The problem: Locate the string "color" throughout the material and copy every line in which it occurs.
** Begin **
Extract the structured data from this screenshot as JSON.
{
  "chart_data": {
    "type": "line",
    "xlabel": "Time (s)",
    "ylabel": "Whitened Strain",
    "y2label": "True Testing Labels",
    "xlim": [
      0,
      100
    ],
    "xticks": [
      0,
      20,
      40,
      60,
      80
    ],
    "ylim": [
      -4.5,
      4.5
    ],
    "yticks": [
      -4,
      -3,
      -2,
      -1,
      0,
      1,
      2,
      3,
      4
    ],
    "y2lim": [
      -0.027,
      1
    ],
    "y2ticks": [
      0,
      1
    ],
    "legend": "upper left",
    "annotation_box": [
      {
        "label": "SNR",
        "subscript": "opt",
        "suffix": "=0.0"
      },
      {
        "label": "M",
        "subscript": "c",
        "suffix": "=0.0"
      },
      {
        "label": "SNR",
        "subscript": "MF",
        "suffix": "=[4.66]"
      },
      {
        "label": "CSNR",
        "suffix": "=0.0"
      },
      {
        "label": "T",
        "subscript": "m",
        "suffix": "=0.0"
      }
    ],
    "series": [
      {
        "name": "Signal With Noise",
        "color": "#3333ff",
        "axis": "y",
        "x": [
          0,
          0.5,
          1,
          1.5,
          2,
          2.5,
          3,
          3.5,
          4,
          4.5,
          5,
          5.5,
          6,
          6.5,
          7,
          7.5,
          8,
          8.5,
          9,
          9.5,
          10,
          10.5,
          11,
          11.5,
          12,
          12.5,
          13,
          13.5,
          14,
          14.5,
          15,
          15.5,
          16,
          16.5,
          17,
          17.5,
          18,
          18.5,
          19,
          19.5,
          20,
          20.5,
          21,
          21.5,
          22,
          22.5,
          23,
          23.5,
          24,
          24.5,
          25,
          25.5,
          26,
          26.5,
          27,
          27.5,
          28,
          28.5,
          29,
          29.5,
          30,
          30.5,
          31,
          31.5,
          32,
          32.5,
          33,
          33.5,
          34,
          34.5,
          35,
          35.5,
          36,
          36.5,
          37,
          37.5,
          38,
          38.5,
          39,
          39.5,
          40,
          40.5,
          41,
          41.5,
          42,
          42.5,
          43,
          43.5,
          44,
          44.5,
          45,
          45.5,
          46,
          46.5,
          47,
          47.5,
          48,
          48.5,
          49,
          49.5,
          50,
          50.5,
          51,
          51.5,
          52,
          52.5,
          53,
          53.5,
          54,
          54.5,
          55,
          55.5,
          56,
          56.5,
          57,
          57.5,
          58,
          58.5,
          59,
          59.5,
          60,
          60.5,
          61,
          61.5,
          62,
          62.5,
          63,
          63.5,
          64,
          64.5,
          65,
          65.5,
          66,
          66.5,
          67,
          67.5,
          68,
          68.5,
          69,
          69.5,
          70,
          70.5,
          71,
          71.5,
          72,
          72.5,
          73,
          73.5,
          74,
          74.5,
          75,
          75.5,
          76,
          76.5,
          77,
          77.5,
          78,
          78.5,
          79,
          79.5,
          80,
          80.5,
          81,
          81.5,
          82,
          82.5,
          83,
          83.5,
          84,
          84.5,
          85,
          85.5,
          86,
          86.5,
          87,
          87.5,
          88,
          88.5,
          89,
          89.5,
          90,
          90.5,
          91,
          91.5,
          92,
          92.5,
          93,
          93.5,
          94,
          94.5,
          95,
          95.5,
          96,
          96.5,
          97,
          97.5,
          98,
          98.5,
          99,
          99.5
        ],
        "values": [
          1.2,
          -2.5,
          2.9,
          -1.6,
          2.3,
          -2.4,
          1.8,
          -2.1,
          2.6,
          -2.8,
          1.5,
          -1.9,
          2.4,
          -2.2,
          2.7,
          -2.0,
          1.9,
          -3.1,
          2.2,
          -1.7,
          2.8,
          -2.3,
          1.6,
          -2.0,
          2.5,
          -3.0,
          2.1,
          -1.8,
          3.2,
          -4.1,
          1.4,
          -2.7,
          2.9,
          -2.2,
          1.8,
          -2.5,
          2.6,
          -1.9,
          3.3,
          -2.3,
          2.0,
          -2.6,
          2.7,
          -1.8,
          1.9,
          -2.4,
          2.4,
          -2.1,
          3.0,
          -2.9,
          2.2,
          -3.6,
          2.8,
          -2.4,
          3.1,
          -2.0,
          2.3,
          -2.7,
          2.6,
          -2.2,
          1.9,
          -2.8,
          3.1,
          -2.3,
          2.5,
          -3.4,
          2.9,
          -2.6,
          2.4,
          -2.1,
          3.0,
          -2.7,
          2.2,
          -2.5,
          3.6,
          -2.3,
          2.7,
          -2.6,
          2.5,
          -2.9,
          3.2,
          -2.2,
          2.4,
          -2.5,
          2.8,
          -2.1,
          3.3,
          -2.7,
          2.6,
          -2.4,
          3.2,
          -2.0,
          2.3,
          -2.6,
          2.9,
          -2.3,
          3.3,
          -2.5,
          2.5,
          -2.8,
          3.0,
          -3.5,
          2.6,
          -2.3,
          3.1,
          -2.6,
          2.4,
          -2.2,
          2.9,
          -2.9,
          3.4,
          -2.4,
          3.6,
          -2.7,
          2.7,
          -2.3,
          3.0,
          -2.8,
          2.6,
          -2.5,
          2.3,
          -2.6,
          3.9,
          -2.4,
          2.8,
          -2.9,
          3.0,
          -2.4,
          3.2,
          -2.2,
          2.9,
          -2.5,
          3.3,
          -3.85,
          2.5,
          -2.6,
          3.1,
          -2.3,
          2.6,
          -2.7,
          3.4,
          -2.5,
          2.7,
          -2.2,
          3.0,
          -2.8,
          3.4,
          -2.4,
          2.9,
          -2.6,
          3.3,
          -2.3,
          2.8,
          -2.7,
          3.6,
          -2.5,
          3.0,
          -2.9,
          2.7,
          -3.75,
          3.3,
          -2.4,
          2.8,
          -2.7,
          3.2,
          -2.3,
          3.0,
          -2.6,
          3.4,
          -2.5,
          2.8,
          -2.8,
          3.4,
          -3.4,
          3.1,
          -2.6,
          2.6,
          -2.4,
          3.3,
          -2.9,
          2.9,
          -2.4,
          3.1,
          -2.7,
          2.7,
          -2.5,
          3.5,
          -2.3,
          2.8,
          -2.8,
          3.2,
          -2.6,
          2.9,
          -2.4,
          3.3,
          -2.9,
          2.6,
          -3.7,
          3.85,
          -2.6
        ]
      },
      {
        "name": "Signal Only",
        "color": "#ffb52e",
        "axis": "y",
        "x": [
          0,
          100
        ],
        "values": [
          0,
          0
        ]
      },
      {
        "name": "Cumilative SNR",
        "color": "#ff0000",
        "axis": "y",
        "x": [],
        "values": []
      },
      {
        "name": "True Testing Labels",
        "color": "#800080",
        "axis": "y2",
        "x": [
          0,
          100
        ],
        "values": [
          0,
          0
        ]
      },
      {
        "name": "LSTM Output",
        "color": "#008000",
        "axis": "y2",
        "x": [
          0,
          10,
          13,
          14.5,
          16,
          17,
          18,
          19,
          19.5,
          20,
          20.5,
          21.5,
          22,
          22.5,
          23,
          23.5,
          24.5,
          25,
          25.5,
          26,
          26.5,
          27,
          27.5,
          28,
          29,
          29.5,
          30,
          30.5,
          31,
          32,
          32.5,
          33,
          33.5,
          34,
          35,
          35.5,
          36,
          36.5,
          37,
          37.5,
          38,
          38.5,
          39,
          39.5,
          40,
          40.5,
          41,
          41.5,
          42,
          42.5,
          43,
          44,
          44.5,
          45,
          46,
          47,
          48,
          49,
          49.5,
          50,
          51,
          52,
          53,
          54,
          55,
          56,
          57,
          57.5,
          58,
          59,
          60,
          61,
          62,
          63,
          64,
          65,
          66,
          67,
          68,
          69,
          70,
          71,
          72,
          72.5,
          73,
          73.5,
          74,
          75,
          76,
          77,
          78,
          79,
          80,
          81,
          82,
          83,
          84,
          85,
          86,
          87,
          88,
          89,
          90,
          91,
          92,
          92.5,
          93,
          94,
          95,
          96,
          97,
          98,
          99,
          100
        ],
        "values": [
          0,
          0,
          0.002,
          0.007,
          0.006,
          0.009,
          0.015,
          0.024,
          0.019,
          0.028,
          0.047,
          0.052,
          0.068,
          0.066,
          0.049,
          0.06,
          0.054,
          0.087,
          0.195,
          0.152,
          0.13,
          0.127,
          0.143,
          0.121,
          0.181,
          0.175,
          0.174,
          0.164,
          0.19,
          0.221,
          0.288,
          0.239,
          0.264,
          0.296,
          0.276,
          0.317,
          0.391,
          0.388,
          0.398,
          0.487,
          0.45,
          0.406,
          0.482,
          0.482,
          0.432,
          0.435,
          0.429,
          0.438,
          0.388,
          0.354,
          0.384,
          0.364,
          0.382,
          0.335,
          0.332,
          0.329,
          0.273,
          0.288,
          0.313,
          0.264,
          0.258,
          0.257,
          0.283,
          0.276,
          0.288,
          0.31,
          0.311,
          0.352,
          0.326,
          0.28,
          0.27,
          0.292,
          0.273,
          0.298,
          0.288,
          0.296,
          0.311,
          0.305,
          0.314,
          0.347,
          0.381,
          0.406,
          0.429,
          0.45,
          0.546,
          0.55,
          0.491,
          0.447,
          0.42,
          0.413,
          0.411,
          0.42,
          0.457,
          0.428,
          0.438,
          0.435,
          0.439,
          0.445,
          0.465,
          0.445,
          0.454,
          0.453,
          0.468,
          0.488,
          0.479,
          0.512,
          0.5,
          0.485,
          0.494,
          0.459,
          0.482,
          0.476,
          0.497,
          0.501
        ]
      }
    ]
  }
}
** End **
Solution to this exercise:
        "color": "#3333ff",
        "color": "#ffb52e",
        "color": "#ff0000",
        "color": "#800080",
        "color": "#008000",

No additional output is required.